Task statement
Output all of the records exactly as written.

Figure record listings:
BEGIN

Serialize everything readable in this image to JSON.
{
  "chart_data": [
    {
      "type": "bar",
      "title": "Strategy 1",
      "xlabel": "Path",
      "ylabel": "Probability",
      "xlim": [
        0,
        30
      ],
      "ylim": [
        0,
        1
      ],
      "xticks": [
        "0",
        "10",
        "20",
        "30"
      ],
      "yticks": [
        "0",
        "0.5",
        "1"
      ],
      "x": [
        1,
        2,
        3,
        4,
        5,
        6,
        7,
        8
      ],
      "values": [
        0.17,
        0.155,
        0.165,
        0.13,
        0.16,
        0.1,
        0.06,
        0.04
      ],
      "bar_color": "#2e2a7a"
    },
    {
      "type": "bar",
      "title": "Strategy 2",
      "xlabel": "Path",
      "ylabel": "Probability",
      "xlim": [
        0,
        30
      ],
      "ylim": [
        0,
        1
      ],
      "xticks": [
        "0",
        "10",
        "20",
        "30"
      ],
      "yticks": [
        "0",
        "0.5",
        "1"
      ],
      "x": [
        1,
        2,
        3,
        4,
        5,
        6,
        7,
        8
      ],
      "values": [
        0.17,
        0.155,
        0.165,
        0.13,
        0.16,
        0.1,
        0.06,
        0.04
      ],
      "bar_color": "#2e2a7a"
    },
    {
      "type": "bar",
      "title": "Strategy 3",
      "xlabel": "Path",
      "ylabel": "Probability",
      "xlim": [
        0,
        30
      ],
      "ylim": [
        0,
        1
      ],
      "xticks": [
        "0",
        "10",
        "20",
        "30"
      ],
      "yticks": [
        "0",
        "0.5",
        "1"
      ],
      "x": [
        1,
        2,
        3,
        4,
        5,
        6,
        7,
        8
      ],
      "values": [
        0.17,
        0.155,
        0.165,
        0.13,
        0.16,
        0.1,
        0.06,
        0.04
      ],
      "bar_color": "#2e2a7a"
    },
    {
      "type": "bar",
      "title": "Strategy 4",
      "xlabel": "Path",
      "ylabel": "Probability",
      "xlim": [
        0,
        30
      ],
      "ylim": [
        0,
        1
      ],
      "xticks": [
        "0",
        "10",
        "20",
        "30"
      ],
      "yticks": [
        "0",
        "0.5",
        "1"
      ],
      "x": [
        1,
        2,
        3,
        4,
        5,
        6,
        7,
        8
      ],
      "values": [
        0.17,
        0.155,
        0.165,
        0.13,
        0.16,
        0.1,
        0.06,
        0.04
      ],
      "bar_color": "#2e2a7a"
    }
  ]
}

END

Exercise output
Serialize everything readable in this image to JSON.
{
  "chart_data": [
    {
      "type": "bar",
      "title": "Strategy 1",
      "xlabel": "Path",
      "ylabel": "Probability",
      "xlim": [
        0,
        30
      ],
      "ylim": [
        0,
        1
      ],
      "xticks": [
        "0",
        "10",
        "20",
        "30"
      ],
      "yticks": [
        "0",
        "0.5",
        "1"
      ],
      "x": [
        1,
        2,
        3,
        4,
        5,
        6,
        7,
        8
      ],
      "values": [
        0.17,
        0.155,
        0.165,
        0.13,
        0.16,
        0.1,
        0.06,
        0.04
      ],
      "bar_color": "#2e2a7a"
    },
    {
      "type": "bar",
      "title": "Strategy 2",
      "xlabel": "Path",
      "ylabel": "Probability",
      "xlim": [
        0,
        30
      ],
      "ylim": [
        0,
        1
      ],
      "xticks": [
        "0",
        "10",
        "20",
        "30"
      ],
      "yticks": [
        "0",
        "0.5",
        "1"
      ],
      "x": [
        1,
        2,
        3,
        4,
        5,
        6,
        7,
        8
      ],
      "values": [
        0.17,
        0.155,
        0.165,
        0.13,
        0.16,
        0.1,
        0.06,
        0.04
      ],
      "bar_color": "#2e2a7a"
    },
    {
      "type": "bar",
      "title": "Strategy 3",
      "xlabel": "Path",
      "ylabel": "Probability",
      "xlim": [
        0,
        30
      ],
      "ylim": [
        0,
        1
      ],
      "xticks": [
        "0",
        "10",
        "20",
        "30"
      ],
      "yticks": [
        "0",
        "0.5",
        "1"
      ],
      "x": [
        1,
        2,
        3,
        4,
        5,
        6,
        7,
        8
      ],
      "values": [
        0.17,
        0.155,
        0.165,
        0.13,
        0.16,
        0.1,
        0.06,
        0.04
      ],
      "bar_color": "#2e2a7a"
    },
    {
      "type": "bar",
      "title": "Strategy 4",
      "xlabel": "Path",
      "ylabel": "Probability",
      "xlim": [
        0,
        30
      ],
      "ylim": [
        0,
        1
      ],
      "xticks": [
        "0",
        "10",
        "20",
        "30"
      ],
      "yticks": [
        "0",
        "0.5",
        "1"
      ],
      "x": [
        1,
        2,
        3,
        4,
        5,
        6,
        7,
        8
      ],
      "values": [
        0.17,
        0.155,
        0.165,
        0.13,
        0.16,
        0.1,
        0.06,
        0.04
      ],
      "bar_color": "#2e2a7a"
    }
  ]
}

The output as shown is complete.